## [INSTRUCTIONS TO FOLLOW]
The records below hold pictures; please leave those out and retype the rest exactly.

## [RECORD LIST]
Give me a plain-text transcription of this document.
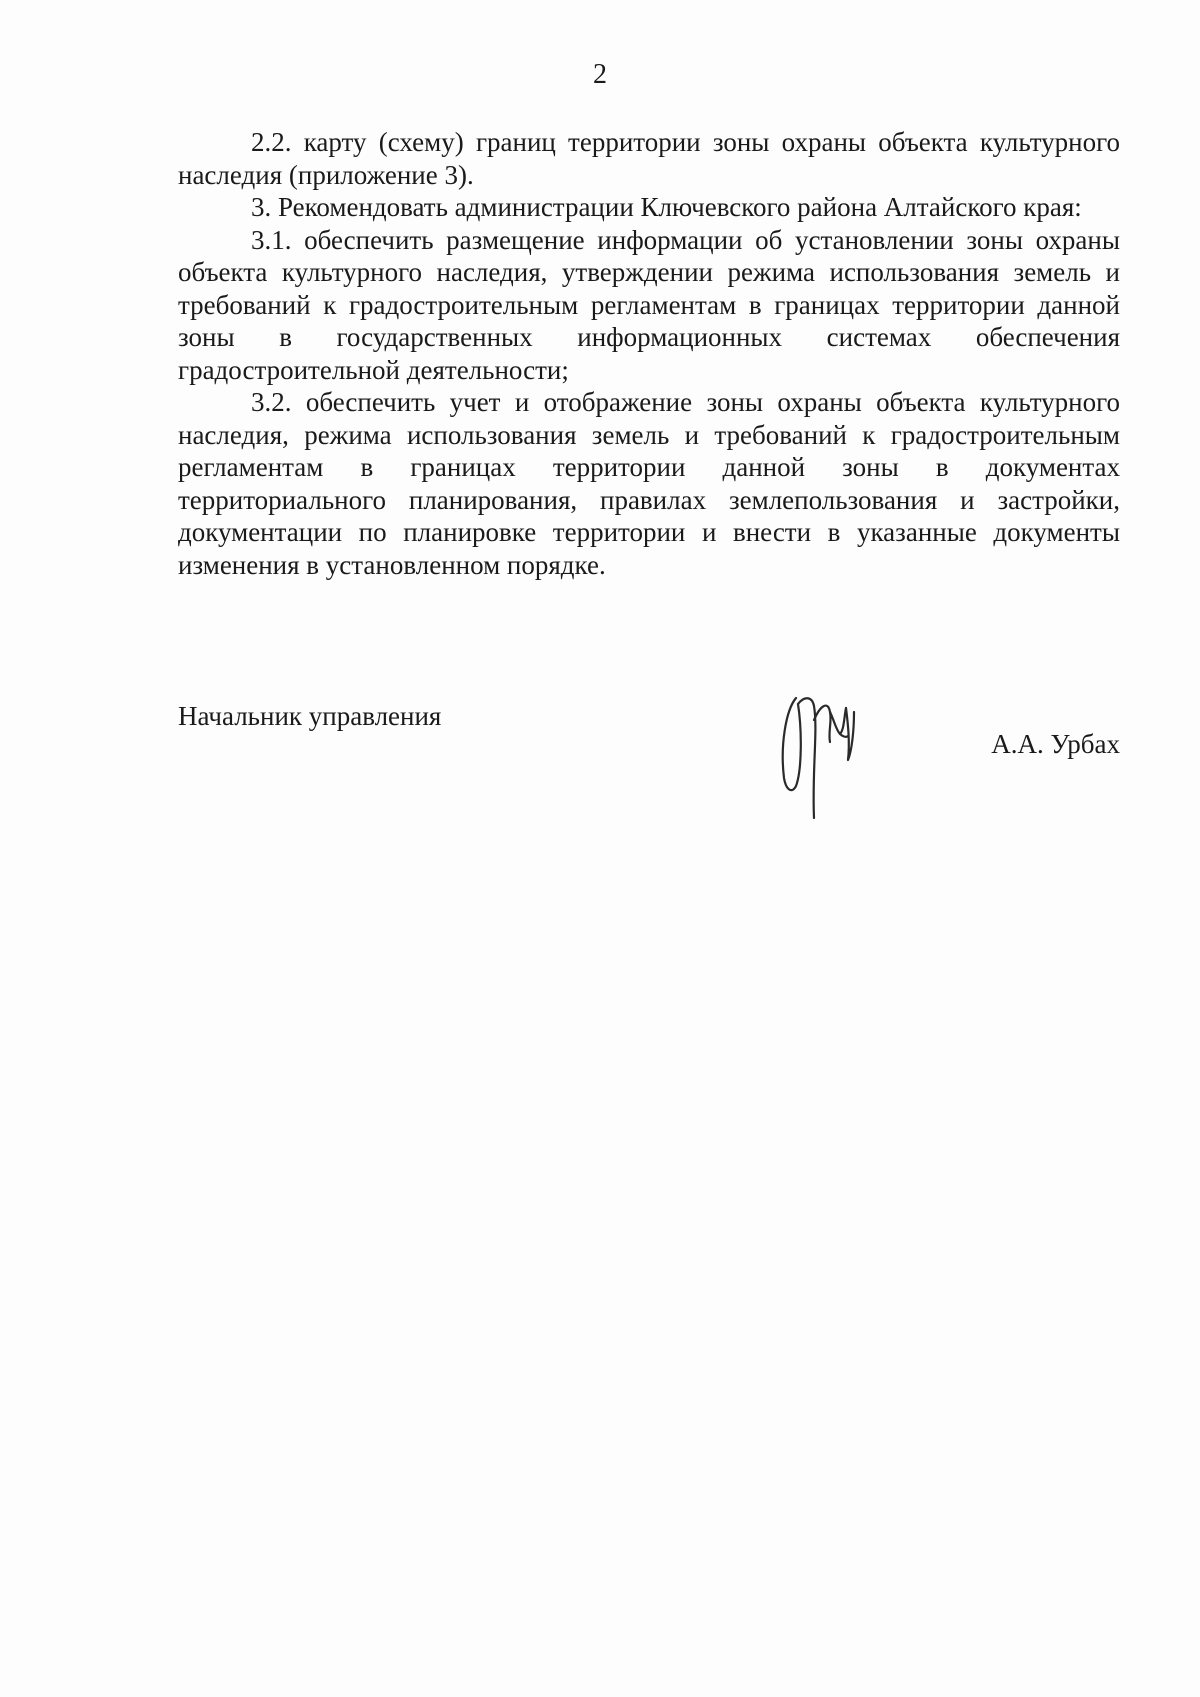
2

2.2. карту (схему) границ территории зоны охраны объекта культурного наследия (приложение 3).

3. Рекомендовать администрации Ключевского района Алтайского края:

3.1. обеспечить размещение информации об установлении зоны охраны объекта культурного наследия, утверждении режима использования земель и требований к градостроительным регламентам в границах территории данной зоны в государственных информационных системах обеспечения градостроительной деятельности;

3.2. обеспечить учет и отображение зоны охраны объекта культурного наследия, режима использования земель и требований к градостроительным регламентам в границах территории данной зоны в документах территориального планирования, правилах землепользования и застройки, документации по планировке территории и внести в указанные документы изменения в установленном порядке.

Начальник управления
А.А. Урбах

## [RESULT]
Give me a plain-text transcription of this document.
2

2.2. карту (схему) границ территории зоны охраны объекта культурного наследия (приложение 3).

3. Рекомендовать администрации Ключевского района Алтайского края:

3.1. обеспечить размещение информации об установлении зоны охраны объекта культурного наследия, утверждении режима использования земель и требований к градостроительным регламентам в границах территории данной зоны в государственных информационных системах обеспечения градостроительной деятельности;

3.2. обеспечить учет и отображение зоны охраны объекта культурного наследия, режима использования земель и требований к градостроительным регламентам в границах территории данной зоны в документах территориального планирования, правилах землепользования и застройки, документации по планировке территории и внести в указанные документы изменения в установленном порядке.

Начальник управления
А.А. Урбах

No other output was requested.